→ **Exercise objective**
Which lines in the material below contain the word "versions"? Copy each of them.
-- Start Excerpted records --
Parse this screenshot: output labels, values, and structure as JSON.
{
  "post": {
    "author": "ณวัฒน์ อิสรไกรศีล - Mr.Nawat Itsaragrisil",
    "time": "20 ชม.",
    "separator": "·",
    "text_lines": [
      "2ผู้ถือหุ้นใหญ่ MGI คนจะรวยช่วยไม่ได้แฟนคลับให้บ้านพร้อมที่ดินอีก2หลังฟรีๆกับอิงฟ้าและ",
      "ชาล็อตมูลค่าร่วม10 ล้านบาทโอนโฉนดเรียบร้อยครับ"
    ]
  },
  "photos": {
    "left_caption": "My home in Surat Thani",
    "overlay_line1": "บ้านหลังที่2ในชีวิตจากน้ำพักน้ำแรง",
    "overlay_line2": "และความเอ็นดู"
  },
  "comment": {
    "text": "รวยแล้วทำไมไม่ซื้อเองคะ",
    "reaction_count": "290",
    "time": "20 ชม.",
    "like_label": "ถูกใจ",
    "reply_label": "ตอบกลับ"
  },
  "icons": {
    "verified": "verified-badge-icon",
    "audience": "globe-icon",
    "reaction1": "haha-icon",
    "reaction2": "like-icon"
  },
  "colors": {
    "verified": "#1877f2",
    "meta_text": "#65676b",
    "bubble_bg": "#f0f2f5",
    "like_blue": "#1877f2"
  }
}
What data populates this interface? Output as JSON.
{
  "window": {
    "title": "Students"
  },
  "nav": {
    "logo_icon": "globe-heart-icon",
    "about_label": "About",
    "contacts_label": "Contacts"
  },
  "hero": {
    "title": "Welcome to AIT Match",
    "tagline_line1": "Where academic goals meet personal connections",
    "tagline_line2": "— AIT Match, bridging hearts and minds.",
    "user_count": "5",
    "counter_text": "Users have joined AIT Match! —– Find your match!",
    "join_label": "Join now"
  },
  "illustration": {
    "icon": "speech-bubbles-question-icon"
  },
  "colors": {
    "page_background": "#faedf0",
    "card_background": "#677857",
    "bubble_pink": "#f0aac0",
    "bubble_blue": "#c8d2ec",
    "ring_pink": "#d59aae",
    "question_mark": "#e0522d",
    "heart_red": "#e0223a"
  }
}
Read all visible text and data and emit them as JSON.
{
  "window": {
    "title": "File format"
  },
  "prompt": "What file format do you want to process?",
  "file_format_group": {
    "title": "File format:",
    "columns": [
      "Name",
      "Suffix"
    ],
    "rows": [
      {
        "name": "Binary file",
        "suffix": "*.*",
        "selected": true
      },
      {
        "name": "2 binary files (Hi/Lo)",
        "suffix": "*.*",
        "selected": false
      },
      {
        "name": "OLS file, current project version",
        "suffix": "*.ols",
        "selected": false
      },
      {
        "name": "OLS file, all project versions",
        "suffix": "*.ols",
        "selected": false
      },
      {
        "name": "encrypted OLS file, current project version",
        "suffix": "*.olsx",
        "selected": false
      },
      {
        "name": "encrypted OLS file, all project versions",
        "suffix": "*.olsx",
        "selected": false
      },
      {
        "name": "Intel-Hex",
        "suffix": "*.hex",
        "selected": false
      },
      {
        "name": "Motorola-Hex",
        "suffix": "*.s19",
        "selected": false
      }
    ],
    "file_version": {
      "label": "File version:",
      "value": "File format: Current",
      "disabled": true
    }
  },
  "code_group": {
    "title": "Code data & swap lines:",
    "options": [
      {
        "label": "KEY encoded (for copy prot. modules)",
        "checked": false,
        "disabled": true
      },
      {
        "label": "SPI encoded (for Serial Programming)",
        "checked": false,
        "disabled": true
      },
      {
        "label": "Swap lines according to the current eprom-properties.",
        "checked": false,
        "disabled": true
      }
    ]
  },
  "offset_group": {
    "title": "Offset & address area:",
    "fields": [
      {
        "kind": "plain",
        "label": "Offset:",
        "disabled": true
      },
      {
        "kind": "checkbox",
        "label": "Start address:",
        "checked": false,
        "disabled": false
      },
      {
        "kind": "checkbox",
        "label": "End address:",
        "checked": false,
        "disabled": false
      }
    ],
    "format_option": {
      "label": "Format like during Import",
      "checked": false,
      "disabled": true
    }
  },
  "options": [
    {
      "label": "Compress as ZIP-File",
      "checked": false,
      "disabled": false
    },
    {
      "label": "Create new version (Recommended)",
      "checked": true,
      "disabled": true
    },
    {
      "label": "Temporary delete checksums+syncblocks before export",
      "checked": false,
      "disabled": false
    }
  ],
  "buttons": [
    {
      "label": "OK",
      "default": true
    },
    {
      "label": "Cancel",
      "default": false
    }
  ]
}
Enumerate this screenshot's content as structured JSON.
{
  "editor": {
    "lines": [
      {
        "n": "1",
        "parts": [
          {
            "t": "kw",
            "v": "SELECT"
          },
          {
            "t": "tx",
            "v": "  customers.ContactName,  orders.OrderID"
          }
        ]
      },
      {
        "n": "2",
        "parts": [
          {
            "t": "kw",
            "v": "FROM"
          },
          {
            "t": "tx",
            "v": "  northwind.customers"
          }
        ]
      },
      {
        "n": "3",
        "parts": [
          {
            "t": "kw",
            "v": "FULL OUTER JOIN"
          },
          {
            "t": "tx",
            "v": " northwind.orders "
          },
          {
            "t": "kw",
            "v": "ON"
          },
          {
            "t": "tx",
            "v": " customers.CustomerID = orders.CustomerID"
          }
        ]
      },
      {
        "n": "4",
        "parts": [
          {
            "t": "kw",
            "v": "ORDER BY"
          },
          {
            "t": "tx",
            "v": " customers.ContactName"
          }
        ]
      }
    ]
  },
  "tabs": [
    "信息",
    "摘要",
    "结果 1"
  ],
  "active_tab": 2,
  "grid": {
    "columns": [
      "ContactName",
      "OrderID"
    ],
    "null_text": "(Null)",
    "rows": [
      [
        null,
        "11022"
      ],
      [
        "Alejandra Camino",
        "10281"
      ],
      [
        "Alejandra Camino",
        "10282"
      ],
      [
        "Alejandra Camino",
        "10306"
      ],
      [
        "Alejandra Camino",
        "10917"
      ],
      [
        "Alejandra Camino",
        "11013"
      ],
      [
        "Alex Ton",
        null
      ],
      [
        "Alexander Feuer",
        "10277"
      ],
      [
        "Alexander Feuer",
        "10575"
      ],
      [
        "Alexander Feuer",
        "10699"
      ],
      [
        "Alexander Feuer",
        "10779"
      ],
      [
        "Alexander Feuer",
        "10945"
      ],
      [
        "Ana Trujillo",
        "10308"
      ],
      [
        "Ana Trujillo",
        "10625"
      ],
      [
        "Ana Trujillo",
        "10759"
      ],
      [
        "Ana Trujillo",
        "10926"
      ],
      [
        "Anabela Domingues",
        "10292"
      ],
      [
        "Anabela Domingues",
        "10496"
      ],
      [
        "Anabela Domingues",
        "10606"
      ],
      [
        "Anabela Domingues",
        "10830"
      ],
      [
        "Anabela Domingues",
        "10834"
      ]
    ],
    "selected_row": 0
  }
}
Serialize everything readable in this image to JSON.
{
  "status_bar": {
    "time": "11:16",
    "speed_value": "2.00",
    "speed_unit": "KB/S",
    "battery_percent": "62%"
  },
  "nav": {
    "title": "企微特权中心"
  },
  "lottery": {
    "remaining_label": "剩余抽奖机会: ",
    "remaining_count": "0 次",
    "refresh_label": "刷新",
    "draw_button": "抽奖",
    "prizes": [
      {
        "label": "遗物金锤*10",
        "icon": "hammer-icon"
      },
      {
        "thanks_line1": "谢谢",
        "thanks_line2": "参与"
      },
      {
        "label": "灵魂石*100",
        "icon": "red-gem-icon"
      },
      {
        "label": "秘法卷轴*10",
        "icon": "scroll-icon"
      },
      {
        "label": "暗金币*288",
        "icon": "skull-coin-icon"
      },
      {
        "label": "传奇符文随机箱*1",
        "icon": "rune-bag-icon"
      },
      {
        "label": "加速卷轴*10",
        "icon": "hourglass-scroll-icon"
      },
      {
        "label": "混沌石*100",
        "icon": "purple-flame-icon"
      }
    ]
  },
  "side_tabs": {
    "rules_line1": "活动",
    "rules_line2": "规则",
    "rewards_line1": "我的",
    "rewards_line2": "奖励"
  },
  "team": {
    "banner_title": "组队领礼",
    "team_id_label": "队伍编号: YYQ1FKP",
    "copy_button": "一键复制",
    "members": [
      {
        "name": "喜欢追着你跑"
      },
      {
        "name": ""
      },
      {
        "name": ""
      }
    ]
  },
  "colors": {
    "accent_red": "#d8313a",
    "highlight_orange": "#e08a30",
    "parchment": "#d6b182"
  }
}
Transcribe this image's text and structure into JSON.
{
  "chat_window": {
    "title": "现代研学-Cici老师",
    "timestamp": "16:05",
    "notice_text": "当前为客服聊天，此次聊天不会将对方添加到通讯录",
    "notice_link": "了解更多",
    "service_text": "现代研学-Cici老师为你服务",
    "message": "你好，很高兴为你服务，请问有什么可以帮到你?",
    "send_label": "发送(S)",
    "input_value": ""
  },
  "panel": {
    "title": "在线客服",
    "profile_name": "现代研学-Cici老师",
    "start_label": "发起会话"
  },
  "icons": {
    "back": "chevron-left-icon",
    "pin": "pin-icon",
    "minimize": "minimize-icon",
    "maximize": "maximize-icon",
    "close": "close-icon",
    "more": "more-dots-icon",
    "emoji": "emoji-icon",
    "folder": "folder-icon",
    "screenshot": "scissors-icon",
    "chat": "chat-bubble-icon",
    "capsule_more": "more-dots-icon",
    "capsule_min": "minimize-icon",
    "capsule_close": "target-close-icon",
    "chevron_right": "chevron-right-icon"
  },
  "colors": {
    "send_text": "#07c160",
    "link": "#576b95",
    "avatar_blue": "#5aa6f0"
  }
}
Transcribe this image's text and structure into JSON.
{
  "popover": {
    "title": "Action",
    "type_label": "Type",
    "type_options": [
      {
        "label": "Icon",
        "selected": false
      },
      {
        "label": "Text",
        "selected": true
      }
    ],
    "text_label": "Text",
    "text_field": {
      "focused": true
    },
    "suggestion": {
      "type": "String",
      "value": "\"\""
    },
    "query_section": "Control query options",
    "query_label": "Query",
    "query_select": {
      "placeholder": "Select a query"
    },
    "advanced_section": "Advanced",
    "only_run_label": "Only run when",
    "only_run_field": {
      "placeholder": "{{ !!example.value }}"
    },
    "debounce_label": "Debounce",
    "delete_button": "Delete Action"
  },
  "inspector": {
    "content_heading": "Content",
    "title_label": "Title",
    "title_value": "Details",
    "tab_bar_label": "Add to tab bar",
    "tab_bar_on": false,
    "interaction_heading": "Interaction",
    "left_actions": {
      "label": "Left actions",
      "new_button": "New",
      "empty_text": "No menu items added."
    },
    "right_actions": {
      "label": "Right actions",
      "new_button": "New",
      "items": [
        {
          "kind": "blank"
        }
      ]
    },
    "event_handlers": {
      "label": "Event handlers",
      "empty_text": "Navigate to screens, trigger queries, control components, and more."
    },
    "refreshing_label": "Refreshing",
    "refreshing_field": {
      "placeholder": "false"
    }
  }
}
-- End Excerpted records --
→ **Solved exercise**
        "name": "OLS file, all project versions",
        "name": "encrypted OLS file, all project versions",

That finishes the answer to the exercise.